REQUIRED WORK: Copy out all lines that hold "University".

Stored data:
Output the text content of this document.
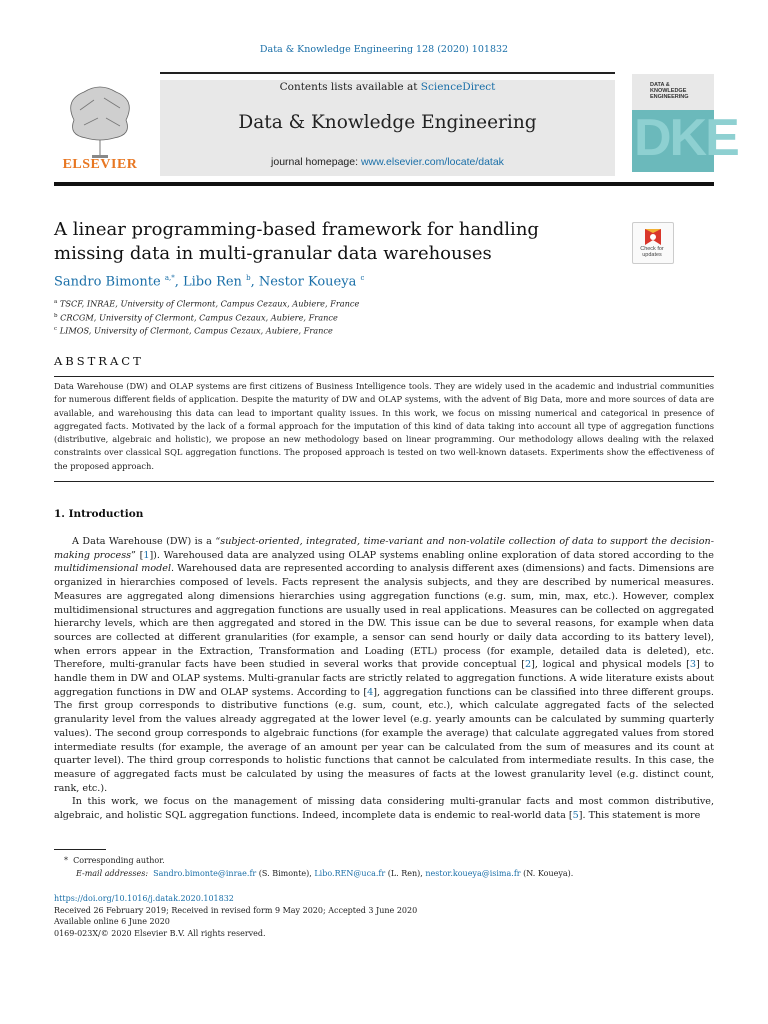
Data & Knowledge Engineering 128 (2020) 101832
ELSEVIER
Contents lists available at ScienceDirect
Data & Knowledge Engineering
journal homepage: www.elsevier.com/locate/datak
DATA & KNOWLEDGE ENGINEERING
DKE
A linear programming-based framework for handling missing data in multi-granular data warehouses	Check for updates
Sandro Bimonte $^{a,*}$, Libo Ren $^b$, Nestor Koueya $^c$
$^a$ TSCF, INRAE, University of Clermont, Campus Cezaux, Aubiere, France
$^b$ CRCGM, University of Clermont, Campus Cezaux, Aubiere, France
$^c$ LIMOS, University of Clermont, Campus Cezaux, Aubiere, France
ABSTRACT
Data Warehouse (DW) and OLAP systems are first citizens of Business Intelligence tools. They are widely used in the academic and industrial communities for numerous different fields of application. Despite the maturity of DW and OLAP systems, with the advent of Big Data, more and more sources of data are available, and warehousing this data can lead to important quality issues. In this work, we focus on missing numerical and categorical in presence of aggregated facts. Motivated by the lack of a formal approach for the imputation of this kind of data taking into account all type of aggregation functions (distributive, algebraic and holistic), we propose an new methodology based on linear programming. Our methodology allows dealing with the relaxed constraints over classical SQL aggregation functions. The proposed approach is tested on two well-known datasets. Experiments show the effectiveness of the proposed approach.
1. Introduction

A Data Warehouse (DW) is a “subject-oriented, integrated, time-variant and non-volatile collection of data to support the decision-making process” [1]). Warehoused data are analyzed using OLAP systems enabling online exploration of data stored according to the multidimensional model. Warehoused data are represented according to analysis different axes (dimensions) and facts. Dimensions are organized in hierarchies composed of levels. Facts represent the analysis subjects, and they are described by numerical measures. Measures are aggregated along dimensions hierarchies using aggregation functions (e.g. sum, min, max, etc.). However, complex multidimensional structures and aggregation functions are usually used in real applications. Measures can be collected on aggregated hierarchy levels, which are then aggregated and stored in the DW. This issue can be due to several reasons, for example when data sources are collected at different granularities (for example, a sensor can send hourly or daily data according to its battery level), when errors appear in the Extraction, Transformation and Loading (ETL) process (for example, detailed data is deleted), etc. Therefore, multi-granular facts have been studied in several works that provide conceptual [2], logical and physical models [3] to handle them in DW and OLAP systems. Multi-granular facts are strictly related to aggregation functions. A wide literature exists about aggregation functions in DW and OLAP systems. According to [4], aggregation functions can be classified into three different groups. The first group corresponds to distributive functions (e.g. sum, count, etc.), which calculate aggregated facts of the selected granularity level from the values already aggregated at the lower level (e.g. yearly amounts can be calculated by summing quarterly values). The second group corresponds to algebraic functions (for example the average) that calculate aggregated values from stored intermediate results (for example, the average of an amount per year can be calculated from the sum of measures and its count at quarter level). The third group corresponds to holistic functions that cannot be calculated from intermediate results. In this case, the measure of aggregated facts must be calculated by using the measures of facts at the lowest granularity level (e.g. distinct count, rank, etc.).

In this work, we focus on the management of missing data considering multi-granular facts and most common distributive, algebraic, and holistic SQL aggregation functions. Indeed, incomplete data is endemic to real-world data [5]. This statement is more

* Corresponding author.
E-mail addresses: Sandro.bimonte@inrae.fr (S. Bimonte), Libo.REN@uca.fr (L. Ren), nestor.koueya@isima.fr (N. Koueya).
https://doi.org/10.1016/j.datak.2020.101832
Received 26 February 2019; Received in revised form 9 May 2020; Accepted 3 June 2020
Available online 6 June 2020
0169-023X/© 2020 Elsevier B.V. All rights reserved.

--

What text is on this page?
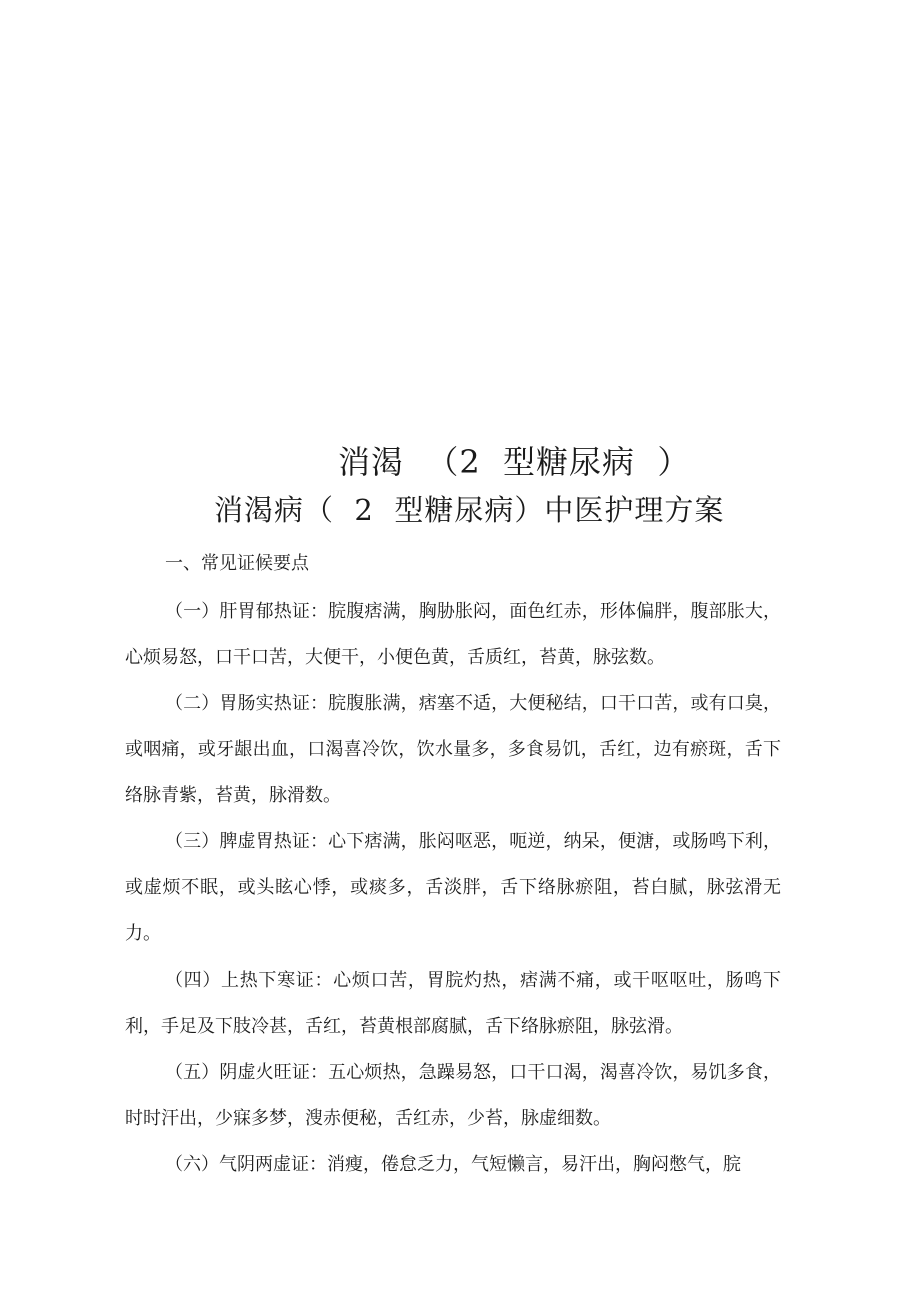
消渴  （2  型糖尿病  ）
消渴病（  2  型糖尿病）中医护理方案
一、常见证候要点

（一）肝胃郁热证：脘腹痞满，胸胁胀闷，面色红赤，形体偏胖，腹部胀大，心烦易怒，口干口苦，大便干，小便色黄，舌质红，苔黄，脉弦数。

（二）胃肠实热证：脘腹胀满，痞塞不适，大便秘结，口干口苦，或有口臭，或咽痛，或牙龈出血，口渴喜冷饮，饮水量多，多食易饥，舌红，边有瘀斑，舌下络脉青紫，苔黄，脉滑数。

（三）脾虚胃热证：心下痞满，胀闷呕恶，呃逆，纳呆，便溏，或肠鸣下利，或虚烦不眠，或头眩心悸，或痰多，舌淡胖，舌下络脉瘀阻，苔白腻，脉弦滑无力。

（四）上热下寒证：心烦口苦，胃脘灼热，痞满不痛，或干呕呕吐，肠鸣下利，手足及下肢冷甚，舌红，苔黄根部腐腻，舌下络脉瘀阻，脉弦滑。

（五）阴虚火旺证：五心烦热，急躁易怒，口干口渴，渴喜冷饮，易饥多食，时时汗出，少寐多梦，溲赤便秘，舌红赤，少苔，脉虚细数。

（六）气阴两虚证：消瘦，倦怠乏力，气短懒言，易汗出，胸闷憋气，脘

ANSWER TO THIS TASK:
$^a$ TSCF, INRAE, University of Clermont, Campus Cezaux, Aubiere, France
$^b$ CRCGM, University of Clermont, Campus Cezaux, Aubiere, France
$^c$ LIMOS, University of Clermont, Campus Cezaux, Aubiere, France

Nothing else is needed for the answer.